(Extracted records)
----
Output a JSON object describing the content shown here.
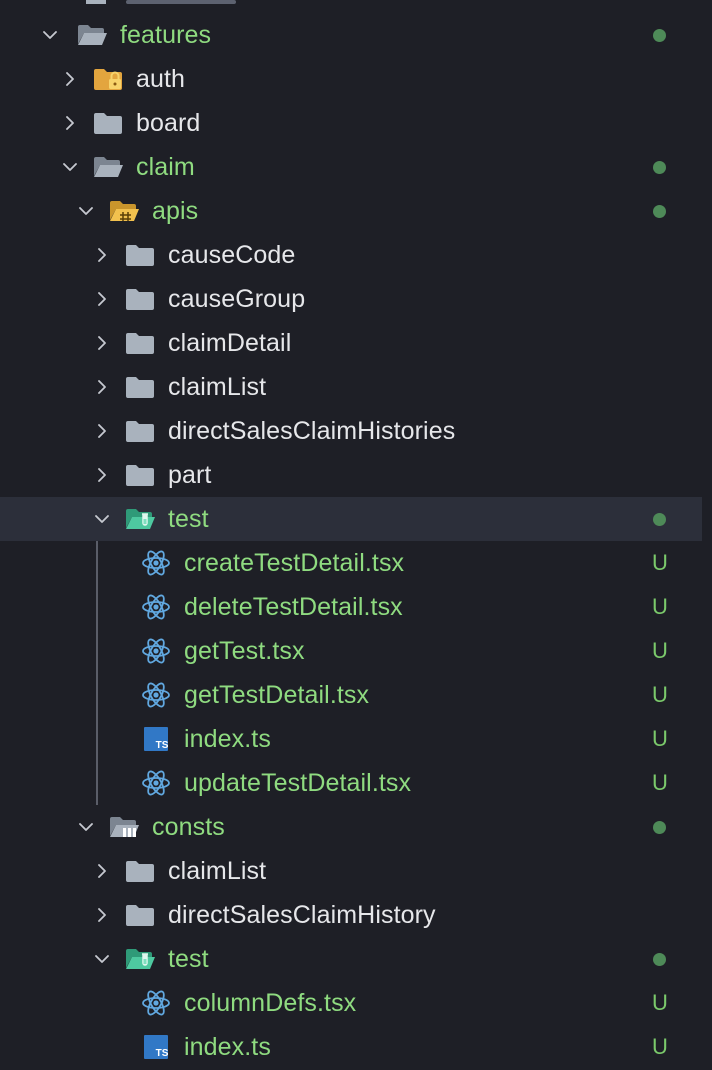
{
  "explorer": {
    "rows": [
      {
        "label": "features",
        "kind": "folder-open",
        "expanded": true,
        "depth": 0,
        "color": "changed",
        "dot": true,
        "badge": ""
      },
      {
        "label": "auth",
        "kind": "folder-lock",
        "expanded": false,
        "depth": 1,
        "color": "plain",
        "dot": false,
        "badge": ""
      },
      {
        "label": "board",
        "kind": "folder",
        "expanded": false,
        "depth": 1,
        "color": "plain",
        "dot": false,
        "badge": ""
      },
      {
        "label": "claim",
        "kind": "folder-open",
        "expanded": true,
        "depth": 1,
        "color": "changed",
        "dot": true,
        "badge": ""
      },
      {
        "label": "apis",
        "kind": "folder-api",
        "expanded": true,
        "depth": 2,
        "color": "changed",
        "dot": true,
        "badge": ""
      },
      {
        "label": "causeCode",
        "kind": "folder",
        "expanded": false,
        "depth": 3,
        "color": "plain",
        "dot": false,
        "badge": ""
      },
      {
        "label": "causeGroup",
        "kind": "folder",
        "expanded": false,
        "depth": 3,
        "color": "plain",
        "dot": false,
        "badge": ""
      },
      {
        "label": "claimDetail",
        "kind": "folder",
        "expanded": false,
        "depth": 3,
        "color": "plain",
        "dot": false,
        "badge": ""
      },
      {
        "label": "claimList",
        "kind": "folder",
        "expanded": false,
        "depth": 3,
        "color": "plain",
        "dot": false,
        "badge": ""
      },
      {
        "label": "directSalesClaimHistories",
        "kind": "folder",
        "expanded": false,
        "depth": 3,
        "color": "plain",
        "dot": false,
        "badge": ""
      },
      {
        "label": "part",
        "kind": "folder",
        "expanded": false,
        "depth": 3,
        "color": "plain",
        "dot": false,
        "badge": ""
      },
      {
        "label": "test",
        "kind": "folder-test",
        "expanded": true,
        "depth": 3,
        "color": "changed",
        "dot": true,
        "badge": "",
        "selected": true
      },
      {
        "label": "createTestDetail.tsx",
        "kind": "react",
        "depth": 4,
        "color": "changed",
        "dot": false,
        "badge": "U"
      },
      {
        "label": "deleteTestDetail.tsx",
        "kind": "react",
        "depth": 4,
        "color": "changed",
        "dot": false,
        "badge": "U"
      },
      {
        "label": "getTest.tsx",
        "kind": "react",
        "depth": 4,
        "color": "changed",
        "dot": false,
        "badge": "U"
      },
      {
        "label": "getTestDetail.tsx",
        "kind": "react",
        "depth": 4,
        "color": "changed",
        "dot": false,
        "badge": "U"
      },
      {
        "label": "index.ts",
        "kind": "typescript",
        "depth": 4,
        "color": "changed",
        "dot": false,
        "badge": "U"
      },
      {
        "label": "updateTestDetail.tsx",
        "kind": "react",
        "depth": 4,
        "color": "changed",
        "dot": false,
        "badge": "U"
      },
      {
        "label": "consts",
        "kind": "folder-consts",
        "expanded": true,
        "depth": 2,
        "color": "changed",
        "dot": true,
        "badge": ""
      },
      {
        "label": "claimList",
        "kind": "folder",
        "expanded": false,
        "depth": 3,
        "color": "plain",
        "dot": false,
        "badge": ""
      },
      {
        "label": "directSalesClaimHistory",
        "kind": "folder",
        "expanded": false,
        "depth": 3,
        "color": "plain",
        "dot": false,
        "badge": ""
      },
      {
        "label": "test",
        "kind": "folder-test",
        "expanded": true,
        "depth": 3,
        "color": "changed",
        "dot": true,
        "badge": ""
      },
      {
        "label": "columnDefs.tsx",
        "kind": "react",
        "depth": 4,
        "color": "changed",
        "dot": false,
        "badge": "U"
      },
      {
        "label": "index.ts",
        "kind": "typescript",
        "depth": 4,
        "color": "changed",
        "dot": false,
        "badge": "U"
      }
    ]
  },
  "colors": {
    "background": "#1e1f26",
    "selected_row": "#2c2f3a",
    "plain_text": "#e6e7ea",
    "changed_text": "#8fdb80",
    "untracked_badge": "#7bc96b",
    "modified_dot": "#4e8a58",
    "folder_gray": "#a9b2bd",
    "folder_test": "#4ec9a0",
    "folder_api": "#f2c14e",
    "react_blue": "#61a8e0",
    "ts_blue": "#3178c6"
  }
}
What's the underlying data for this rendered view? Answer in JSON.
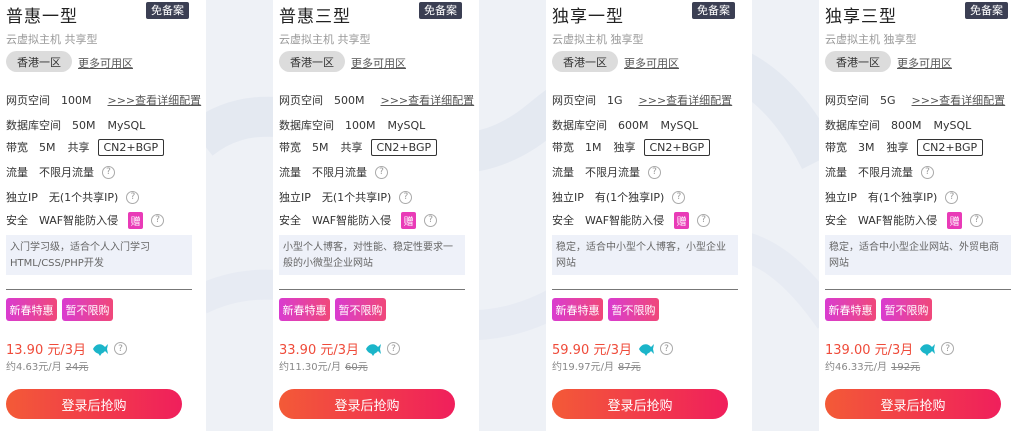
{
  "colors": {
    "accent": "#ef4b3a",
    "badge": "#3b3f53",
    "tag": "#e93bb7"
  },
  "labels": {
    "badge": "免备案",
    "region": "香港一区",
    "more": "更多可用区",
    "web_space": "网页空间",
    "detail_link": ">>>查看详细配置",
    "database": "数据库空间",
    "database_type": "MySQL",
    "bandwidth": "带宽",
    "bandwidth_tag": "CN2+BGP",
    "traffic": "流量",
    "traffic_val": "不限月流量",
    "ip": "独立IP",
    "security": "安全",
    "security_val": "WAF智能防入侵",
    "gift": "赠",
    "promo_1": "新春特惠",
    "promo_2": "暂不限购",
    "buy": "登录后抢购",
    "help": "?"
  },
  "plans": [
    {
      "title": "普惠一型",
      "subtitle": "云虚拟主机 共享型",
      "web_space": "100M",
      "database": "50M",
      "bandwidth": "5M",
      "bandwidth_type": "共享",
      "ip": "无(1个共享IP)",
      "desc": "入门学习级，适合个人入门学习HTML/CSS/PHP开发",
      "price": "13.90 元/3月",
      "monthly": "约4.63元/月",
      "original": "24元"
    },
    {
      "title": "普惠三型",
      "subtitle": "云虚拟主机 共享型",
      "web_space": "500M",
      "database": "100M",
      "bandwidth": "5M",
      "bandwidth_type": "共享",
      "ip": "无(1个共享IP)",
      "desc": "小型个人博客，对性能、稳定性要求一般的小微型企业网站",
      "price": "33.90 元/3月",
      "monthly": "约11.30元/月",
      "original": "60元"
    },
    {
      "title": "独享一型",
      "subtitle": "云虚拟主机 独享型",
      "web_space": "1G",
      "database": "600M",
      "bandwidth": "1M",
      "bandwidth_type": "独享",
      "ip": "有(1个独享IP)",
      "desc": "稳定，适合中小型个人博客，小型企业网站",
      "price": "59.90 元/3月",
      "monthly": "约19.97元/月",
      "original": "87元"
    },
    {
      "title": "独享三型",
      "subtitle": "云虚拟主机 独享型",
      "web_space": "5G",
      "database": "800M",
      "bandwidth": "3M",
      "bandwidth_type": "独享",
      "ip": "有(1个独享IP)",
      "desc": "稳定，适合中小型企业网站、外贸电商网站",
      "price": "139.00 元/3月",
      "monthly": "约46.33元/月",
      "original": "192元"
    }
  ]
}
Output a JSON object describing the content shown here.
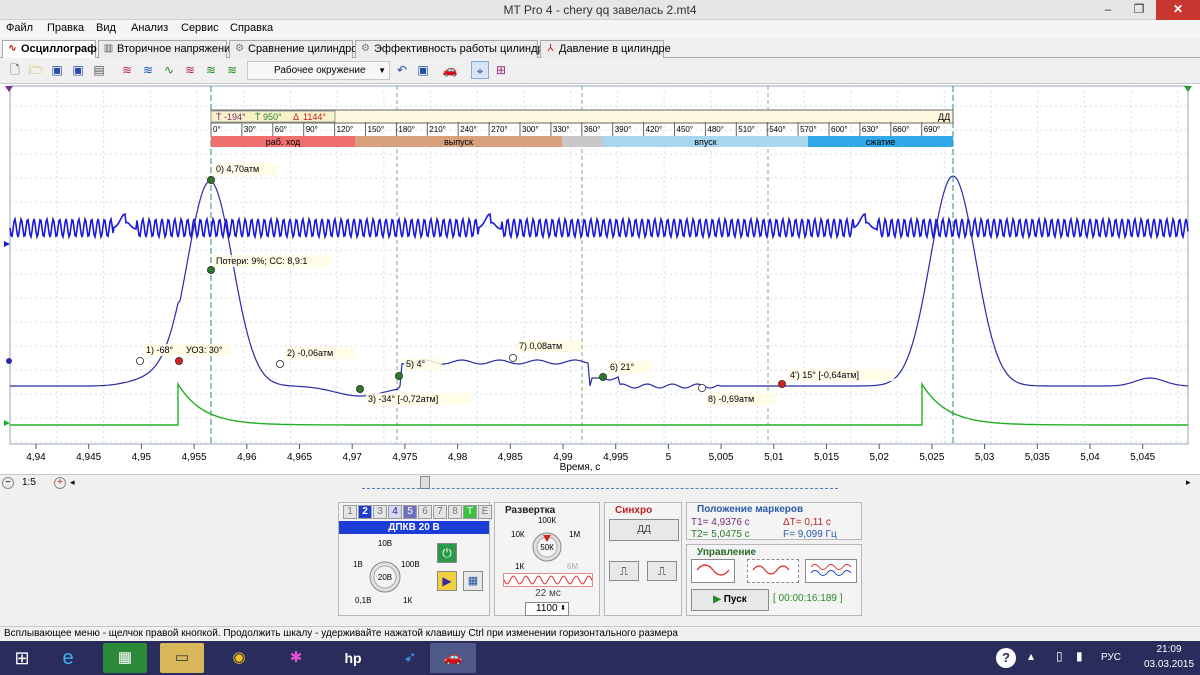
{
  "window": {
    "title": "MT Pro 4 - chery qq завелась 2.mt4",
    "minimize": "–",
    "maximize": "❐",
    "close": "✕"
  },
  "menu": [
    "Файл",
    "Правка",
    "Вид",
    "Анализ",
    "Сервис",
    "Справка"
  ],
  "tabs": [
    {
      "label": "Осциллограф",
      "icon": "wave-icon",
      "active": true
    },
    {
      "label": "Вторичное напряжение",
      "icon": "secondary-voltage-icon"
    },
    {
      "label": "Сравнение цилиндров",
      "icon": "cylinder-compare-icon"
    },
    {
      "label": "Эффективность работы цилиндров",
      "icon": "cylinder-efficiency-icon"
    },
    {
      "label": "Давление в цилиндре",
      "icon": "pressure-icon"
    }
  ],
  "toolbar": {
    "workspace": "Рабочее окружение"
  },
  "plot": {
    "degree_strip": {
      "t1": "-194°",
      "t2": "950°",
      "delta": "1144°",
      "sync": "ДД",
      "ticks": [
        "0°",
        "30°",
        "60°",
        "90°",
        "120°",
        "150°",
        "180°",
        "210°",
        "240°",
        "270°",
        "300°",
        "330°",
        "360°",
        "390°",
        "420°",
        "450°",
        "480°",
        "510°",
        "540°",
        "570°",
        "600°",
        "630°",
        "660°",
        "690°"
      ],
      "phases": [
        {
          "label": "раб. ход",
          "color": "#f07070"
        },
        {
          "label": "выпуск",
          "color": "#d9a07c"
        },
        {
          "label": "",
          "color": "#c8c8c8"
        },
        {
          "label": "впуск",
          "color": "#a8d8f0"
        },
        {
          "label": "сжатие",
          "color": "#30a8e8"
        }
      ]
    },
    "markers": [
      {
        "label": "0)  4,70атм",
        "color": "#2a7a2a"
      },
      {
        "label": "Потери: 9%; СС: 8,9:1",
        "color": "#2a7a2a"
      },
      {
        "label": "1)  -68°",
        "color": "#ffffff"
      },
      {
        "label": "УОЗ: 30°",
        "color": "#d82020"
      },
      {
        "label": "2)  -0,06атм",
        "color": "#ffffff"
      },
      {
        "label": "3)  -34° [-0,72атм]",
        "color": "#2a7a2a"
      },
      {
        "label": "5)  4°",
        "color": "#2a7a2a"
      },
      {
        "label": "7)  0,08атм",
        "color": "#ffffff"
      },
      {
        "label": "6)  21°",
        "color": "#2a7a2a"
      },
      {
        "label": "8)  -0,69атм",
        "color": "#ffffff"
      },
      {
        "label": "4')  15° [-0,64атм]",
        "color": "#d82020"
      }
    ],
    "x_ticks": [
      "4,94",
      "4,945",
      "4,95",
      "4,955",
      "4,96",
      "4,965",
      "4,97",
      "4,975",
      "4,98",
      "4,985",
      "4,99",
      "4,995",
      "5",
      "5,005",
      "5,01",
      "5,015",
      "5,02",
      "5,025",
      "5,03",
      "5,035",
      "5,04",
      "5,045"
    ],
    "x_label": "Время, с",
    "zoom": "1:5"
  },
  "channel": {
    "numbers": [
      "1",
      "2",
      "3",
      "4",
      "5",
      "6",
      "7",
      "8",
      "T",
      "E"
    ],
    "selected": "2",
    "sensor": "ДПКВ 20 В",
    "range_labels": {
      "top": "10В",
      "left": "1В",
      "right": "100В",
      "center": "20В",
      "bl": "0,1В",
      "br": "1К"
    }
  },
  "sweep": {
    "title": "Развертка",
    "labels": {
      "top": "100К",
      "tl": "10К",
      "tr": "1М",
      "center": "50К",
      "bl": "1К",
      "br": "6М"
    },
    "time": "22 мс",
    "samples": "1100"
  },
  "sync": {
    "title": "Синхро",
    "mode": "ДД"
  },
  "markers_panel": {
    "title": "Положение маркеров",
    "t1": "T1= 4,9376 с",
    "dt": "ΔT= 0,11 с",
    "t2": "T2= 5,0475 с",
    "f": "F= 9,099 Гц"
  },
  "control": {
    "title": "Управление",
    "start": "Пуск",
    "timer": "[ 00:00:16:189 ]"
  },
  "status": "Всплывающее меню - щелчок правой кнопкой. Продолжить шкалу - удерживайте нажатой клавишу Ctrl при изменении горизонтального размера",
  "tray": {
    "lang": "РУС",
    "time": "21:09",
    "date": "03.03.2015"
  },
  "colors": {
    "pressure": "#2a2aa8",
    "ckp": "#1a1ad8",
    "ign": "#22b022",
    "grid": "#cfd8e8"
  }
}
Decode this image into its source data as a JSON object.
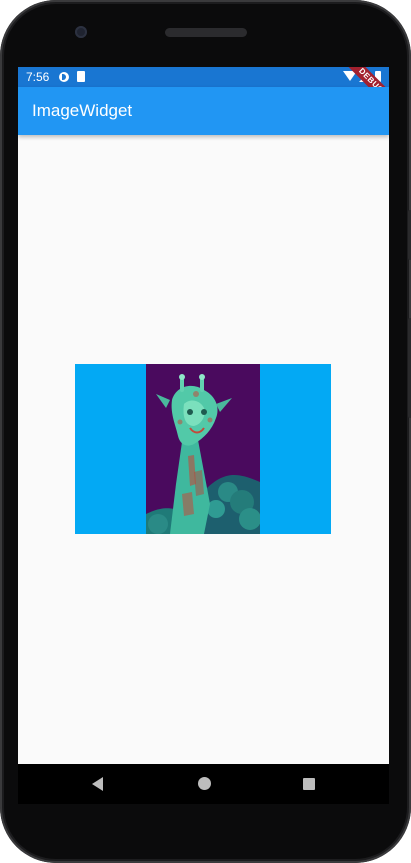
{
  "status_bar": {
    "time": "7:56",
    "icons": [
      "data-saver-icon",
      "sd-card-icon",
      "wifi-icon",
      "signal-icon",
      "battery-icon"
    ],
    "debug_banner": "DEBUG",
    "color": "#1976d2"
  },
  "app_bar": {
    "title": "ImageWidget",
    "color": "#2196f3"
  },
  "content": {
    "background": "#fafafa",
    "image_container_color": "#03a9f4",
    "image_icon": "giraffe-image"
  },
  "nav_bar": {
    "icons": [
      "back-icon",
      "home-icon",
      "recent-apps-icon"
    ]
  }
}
----
- [DESCRIPTION OF THE TASK]
Gather up the lines that contain the word "price".

- [FULL RESPONSE]
      "price": "13.90 元/3月",
      "price": "33.90 元/3月",
      "price": "59.90 元/3月",
      "price": "139.00 元/3月",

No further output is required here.